Task directions:
Wherever the word "激活孩子的财富基因" appears in a line, extract that line.

○ ○ ○

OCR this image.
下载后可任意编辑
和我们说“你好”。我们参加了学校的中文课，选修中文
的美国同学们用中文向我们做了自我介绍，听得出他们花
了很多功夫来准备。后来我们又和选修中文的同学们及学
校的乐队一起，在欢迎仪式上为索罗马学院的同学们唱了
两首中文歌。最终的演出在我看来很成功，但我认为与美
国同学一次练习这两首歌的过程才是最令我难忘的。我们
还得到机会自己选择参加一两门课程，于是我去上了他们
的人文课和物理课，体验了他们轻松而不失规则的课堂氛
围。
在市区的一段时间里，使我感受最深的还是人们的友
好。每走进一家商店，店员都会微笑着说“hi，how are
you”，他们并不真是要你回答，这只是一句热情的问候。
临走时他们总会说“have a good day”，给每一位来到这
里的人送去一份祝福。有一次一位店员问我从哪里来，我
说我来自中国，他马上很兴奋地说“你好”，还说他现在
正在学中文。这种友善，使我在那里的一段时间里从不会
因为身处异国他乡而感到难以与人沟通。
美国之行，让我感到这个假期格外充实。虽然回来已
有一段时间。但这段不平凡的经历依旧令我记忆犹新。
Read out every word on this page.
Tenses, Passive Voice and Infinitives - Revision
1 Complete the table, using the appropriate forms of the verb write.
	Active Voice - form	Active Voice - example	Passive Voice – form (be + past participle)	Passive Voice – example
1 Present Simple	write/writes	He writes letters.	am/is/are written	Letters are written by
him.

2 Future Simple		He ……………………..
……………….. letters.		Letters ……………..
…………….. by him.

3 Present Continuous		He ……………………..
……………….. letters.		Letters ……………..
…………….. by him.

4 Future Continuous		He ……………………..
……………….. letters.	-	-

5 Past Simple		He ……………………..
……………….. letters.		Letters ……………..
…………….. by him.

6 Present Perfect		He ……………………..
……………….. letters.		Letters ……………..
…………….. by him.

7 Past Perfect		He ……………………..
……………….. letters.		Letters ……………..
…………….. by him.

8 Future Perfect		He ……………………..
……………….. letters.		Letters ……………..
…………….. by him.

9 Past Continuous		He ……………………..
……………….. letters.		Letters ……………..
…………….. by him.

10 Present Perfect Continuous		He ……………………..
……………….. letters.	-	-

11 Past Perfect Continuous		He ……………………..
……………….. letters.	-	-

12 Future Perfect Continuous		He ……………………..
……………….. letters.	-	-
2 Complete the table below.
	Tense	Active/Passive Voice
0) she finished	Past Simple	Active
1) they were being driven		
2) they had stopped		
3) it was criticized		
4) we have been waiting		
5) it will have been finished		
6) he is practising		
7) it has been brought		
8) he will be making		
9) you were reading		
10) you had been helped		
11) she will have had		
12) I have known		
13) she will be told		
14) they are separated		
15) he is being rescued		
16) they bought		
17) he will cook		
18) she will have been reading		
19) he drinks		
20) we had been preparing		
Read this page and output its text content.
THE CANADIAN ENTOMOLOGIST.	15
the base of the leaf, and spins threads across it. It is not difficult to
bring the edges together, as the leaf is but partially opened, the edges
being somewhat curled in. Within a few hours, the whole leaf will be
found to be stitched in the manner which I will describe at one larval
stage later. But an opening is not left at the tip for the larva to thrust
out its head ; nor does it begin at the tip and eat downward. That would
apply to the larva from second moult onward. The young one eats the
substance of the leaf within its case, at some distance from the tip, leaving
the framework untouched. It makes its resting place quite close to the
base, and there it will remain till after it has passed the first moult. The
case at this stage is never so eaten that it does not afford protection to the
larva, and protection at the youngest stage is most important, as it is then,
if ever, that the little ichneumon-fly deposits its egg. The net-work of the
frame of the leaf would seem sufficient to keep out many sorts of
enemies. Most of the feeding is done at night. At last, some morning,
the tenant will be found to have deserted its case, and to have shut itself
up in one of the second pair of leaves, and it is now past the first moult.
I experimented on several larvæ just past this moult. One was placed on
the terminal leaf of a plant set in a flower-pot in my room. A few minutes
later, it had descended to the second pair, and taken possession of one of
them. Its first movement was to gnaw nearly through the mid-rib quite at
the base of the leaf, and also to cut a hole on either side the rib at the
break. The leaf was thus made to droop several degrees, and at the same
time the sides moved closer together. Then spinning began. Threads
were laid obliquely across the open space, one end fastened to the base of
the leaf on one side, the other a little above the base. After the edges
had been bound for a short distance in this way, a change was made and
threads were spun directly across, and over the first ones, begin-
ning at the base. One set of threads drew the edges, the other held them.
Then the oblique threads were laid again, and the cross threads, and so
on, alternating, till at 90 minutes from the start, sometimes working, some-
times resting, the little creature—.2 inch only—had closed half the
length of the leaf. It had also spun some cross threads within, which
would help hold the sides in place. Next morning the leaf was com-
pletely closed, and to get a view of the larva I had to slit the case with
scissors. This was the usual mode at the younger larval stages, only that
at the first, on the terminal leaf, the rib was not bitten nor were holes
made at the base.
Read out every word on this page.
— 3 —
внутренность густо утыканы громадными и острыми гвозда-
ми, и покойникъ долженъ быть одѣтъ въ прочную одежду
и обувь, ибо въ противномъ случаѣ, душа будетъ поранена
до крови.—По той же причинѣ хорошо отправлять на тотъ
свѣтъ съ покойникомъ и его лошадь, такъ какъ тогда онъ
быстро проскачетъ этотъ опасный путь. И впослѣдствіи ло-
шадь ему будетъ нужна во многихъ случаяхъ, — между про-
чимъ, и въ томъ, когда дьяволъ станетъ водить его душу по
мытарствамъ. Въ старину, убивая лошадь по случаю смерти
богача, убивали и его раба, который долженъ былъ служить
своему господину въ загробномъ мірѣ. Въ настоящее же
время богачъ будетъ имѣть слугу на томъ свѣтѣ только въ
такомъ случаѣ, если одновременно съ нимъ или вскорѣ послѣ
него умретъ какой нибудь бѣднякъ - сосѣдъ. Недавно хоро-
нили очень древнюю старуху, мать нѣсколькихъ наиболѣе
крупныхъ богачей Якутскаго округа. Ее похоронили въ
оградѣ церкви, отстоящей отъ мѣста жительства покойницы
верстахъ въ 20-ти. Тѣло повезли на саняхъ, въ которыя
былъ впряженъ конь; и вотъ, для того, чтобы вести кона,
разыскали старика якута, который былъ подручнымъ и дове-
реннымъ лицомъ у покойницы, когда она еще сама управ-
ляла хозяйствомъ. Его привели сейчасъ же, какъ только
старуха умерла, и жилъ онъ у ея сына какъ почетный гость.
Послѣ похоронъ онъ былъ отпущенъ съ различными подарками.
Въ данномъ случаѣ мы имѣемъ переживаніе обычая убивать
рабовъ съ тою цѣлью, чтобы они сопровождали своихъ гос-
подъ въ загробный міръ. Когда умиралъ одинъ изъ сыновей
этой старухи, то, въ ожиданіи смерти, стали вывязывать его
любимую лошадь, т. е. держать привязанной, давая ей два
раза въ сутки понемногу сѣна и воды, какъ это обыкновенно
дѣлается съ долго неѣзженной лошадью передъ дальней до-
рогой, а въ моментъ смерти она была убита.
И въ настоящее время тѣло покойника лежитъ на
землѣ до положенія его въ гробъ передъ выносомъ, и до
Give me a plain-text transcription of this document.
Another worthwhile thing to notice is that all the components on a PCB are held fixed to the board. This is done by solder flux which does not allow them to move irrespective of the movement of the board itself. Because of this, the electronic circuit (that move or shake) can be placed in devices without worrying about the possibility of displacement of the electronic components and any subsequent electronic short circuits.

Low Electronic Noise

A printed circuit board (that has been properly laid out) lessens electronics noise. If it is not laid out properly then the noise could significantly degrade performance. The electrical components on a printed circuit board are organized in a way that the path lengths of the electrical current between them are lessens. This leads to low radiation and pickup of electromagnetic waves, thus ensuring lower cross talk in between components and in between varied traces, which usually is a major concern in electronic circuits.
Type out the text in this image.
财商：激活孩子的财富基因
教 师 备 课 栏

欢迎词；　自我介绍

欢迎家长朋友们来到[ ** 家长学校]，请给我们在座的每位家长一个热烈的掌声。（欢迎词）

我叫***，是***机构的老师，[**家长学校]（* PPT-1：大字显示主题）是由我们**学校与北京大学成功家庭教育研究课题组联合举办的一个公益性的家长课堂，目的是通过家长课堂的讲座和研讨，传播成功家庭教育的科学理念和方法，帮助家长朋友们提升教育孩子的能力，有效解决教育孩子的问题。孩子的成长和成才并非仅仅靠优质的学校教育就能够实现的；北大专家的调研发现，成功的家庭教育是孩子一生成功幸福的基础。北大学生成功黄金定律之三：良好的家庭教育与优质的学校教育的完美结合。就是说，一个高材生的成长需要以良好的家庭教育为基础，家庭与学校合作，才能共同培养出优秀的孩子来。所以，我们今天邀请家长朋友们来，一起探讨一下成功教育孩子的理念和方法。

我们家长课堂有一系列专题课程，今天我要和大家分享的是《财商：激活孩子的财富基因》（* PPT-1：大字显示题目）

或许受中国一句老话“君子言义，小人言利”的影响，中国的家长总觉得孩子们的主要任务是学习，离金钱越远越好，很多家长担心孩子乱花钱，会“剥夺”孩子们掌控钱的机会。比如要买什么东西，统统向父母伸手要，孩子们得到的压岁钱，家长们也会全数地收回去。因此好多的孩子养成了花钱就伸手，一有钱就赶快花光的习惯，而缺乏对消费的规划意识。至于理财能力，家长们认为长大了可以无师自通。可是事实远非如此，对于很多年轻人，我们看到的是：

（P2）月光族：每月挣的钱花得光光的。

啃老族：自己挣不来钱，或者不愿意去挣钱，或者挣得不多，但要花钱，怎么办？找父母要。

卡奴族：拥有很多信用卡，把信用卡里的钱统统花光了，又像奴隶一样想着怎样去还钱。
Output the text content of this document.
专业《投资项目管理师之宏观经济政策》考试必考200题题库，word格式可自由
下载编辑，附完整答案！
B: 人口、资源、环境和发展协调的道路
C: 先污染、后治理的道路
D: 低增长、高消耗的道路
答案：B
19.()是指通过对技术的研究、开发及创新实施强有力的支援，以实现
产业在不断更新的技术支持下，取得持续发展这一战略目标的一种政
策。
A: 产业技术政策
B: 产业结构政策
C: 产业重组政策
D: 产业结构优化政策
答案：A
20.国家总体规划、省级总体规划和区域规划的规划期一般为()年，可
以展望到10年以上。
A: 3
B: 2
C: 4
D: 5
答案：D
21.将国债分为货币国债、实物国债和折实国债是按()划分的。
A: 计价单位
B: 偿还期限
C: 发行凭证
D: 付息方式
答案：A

○ ○ ○

Final result:
财商：激活孩子的财富基因
我们家长课堂有一系列专题课程，今天我要和大家分享的是《财商：激活孩子的财富基因》（* PPT-1：大字显示题目）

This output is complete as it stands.